Table 14: Experiment 3 testing discrimination. Bayesian Mixed Model Predicting Vx as a function of condition (Constant vs. Varied) and Velocity Band. The Intercept represents the baseline condition (constant training & original order), and the Band coefficient represents the slope for the baseline condition. The interaction terms which include condit and Band (e.g., conditVaried:Band & conditVaried:bandOrderReverse:band) respectively indicate the how the slopes of the varied-original condition differed from the baseline condition, and how varied-reverse condition differed from the varied-original condition
Term Estimate 95% CrI Lower 95% CrI Upper pd
Intercept 601.83 504.75 699.42 1.00
conditVaried 12.18 -134.94 162.78 0.56
bandOrderReverse 13.03 -123.89 144.67 0.58
Band 0.49 0.36 0.62 1.00
conditVaried:bandOrderReverse -338.15 -541.44 -132.58 1.00
conditVaried:Band -0.04 -0.23 0.15 0.67
bandOrderReverse:band -0.10 -0.27 0.08 0.86
conditVaried:bandOrderReverse:band 0.42 0.17 0.70 1.00

Testing Discrimination. The full results of the discrimination model are presented in Table 13. For the purposes of assessing group differences in discrimination, only the coefficients including the band variable are of interest. The baseline effect of band represents the slope cofficient for the constant training - original order condition, this effect was significant \(\beta\) = 0.49, 95% CrI [0.36, 0.62]; pd = 100%. Neither of the two way interactions reached significance, \(\beta\) = -0.04, 95% CrI [-0.23, 0.15]; pd = 66.63%, \(\beta\) = -0.1, 95% CrI [-0.27, 0.08]; pd = 86.35%. However, the three way interaction between training condition, band order, and target band was significant, \(\beta\) = 0.42, 95% CrI [0.17, 0.7]; pd = 99.96% - indicating a greater slope for the varied condition trained with reverse order bands. This interaction is shown in Figure 24, where the steepness of the best fitting line for the varied-reversed condition is noticably steeper than the other conditions.

Figure 24: e3 testing x velocities. Translucent bands with dash lines indicate the correct range for each velocity band.
Figure 25: Experiment 3 Discrimination. A) Conditional effect of training condition and Band. Ribbons indicate 95% HDI. The steepness of the lines serves as an indicator of how well participants discriminated between velocity bands. B) The distribution of slope coefficients for each condition. Larger slopes indicates better discrimination. C) Individual participant slopes. Error bars represent 95% HDI.

**Records provided**
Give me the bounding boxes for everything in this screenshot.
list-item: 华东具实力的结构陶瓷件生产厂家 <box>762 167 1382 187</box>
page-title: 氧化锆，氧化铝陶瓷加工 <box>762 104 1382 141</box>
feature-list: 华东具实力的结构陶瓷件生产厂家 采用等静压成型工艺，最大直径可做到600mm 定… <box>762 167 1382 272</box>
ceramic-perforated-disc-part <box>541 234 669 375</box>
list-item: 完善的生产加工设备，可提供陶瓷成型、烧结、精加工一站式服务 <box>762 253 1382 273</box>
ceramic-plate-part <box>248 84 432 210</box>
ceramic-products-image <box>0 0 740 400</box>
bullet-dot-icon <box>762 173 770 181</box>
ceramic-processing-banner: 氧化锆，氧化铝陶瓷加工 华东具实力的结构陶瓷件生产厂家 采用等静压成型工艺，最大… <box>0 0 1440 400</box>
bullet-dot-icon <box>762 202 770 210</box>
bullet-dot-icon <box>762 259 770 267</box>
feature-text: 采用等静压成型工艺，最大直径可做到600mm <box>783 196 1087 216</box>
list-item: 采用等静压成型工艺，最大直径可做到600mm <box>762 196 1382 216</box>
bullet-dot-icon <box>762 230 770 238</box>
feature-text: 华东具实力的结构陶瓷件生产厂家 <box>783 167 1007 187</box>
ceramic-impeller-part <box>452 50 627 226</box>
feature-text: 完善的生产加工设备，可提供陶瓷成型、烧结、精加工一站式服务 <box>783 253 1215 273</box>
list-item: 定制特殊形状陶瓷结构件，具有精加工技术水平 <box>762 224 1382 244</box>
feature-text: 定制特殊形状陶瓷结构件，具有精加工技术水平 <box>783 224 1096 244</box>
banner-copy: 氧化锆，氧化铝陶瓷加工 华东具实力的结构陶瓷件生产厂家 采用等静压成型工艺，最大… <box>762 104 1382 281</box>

**Set exercise 1**
What baseline condition does the Intercept represent in the Experiment 3 excerpt?
**Set exercise 2**
Reproduce the stretch of the Experiment 3 excerpt from "Figure 25: Experiment 3" through "represent 95% HDI." word for word.
Rely on the Experiment 3 excerpt alone.

**Task solution 1**
The constant training and original order condition.

**Task solution 2**
Figure 25: Experiment 3 Discrimination. A) Conditional effect of training condition and Band. Ribbons indicate 95% HDI. The steepness of the lines serves as an indicator of how well participants discriminated between velocity bands. B) The distribution of slope coefficients for each condition. Larger slopes indicates better discrimination. C) Individual participant slopes. Error bars represent 95% HDI.